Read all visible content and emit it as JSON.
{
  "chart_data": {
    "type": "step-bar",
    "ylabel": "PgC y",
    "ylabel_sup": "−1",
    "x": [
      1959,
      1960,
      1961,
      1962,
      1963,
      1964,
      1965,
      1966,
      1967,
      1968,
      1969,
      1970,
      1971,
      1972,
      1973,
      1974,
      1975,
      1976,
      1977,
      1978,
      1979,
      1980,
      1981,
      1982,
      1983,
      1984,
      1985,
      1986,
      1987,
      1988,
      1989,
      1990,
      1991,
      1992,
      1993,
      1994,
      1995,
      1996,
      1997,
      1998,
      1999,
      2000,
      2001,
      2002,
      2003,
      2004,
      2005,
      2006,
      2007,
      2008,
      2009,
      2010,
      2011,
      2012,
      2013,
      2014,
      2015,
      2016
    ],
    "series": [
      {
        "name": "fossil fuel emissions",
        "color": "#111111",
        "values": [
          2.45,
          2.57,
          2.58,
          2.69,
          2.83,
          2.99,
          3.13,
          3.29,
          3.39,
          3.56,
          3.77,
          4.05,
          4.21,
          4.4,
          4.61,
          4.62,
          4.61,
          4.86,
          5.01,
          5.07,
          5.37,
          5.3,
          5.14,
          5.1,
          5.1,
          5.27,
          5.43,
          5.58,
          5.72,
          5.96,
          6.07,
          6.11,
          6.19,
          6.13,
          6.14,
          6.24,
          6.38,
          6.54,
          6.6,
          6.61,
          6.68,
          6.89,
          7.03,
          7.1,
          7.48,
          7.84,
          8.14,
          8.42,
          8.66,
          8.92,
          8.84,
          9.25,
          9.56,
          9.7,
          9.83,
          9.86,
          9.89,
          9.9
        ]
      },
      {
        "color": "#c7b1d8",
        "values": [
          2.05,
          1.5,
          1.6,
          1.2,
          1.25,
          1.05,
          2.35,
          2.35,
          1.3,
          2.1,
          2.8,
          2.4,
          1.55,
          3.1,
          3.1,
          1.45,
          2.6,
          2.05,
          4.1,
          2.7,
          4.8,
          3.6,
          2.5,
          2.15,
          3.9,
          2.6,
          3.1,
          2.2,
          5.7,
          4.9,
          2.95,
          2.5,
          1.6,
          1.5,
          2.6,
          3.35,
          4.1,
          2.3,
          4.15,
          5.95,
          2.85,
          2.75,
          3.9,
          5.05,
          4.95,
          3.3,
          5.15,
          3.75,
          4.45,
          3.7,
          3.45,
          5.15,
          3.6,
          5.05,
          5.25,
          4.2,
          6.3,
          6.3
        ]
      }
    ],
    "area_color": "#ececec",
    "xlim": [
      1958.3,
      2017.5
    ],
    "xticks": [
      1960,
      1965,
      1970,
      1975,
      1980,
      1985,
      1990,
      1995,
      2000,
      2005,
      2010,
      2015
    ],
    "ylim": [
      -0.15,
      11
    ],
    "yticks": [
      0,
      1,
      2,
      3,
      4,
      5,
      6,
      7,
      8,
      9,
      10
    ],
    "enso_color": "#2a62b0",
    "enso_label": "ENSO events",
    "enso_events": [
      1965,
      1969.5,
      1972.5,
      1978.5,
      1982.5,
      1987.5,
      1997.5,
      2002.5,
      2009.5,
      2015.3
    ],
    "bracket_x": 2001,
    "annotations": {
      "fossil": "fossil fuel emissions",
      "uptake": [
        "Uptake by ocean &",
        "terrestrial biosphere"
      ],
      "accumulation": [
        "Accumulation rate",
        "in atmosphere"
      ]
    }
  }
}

○ ○ ○

Task:
Each line that holds the word "fuel" should be extracted from the records.

Solution to this task:
        "name": "fossil fuel emissions",
      "fossil": "fossil fuel emissions",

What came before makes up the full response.